INPUT DATA —
################
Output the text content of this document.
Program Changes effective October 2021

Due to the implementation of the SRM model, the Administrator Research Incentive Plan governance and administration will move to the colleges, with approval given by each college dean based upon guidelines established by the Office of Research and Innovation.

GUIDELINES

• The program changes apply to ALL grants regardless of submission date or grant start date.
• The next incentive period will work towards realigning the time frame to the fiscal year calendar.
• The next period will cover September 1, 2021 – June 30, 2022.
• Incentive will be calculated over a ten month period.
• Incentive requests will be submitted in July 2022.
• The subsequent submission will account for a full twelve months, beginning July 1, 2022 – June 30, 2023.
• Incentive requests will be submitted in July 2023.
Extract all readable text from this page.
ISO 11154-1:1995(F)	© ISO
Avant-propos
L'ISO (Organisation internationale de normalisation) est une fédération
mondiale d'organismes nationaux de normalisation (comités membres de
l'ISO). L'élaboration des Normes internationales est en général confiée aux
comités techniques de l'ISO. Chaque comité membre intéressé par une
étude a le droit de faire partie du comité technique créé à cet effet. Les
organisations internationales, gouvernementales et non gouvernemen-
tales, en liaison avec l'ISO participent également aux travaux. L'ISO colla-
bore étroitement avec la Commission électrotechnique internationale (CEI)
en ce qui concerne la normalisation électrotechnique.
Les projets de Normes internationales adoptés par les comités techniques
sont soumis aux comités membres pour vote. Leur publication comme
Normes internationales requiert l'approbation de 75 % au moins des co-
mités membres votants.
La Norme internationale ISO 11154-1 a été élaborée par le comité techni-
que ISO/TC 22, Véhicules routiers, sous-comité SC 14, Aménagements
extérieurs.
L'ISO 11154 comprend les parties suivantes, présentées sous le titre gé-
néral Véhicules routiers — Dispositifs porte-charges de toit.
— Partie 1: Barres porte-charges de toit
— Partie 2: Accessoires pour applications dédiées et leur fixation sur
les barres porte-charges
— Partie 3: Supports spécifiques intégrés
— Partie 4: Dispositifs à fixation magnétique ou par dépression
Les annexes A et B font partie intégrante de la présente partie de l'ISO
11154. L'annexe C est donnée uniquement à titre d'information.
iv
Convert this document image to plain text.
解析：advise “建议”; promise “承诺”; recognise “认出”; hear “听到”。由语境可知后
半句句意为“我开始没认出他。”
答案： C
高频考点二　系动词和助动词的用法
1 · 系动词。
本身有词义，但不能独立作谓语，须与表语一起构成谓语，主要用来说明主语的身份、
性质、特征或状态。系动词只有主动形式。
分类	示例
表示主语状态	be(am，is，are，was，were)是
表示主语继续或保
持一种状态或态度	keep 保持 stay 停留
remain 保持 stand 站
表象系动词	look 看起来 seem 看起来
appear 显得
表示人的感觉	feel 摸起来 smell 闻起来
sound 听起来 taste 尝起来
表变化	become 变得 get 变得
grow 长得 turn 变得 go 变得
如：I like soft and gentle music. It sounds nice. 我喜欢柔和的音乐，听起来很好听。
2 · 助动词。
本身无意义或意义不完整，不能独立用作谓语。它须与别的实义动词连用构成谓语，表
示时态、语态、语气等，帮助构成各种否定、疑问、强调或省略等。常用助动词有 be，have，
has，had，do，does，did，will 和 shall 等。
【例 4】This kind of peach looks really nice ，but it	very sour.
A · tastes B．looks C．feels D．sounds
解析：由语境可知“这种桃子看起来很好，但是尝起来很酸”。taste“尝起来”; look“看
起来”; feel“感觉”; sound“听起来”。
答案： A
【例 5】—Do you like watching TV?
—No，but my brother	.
################
REQUIREMENT —
Extract the complete listing above, reproducing each line exactly.

OUTPUT OF THE TASK —
Output the text content of this document.
Program Changes effective October 2021

Due to the implementation of the SRM model, the Administrator Research Incentive Plan governance and administration will move to the colleges, with approval given by each college dean based upon guidelines established by the Office of Research and Innovation.

GUIDELINES

• The program changes apply to ALL grants regardless of submission date or grant start date.
• The next incentive period will work towards realigning the time frame to the fiscal year calendar.
• The next period will cover September 1, 2021 – June 30, 2022.
• Incentive will be calculated over a ten month period.
• Incentive requests will be submitted in July 2022.
• The subsequent submission will account for a full twelve months, beginning July 1, 2022 – June 30, 2023.
• Incentive requests will be submitted in July 2023.
Extract all readable text from this page.
ISO 11154-1:1995(F)	© ISO
Avant-propos
L'ISO (Organisation internationale de normalisation) est une fédération
mondiale d'organismes nationaux de normalisation (comités membres de
l'ISO). L'élaboration des Normes internationales est en général confiée aux
comités techniques de l'ISO. Chaque comité membre intéressé par une
étude a le droit de faire partie du comité technique créé à cet effet. Les
organisations internationales, gouvernementales et non gouvernemen-
tales, en liaison avec l'ISO participent également aux travaux. L'ISO colla-
bore étroitement avec la Commission électrotechnique internationale (CEI)
en ce qui concerne la normalisation électrotechnique.
Les projets de Normes internationales adoptés par les comités techniques
sont soumis aux comités membres pour vote. Leur publication comme
Normes internationales requiert l'approbation de 75 % au moins des co-
mités membres votants.
La Norme internationale ISO 11154-1 a été élaborée par le comité techni-
que ISO/TC 22, Véhicules routiers, sous-comité SC 14, Aménagements
extérieurs.
L'ISO 11154 comprend les parties suivantes, présentées sous le titre gé-
néral Véhicules routiers — Dispositifs porte-charges de toit.
— Partie 1: Barres porte-charges de toit
— Partie 2: Accessoires pour applications dédiées et leur fixation sur
les barres porte-charges
— Partie 3: Supports spécifiques intégrés
— Partie 4: Dispositifs à fixation magnétique ou par dépression
Les annexes A et B font partie intégrante de la présente partie de l'ISO
11154. L'annexe C est donnée uniquement à titre d'information.
iv
Convert this document image to plain text.
解析：advise “建议”; promise “承诺”; recognise “认出”; hear “听到”。由语境可知后
半句句意为“我开始没认出他。”
答案： C
高频考点二　系动词和助动词的用法
1 · 系动词。
本身有词义，但不能独立作谓语，须与表语一起构成谓语，主要用来说明主语的身份、
性质、特征或状态。系动词只有主动形式。
分类	示例
表示主语状态	be(am，is，are，was，were)是
表示主语继续或保
持一种状态或态度	keep 保持 stay 停留
remain 保持 stand 站
表象系动词	look 看起来 seem 看起来
appear 显得
表示人的感觉	feel 摸起来 smell 闻起来
sound 听起来 taste 尝起来
表变化	become 变得 get 变得
grow 长得 turn 变得 go 变得
如：I like soft and gentle music. It sounds nice. 我喜欢柔和的音乐，听起来很好听。
2 · 助动词。
本身无意义或意义不完整，不能独立用作谓语。它须与别的实义动词连用构成谓语，表
示时态、语态、语气等，帮助构成各种否定、疑问、强调或省略等。常用助动词有 be，have，
has，had，do，does，did，will 和 shall 等。
【例 4】This kind of peach looks really nice ，but it	very sour.
A · tastes B．looks C．feels D．sounds
解析：由语境可知“这种桃子看起来很好，但是尝起来很酸”。taste“尝起来”; look“看
起来”; feel“感觉”; sound“听起来”。
答案： A
【例 5】—Do you like watching TV?
—No，but my brother	.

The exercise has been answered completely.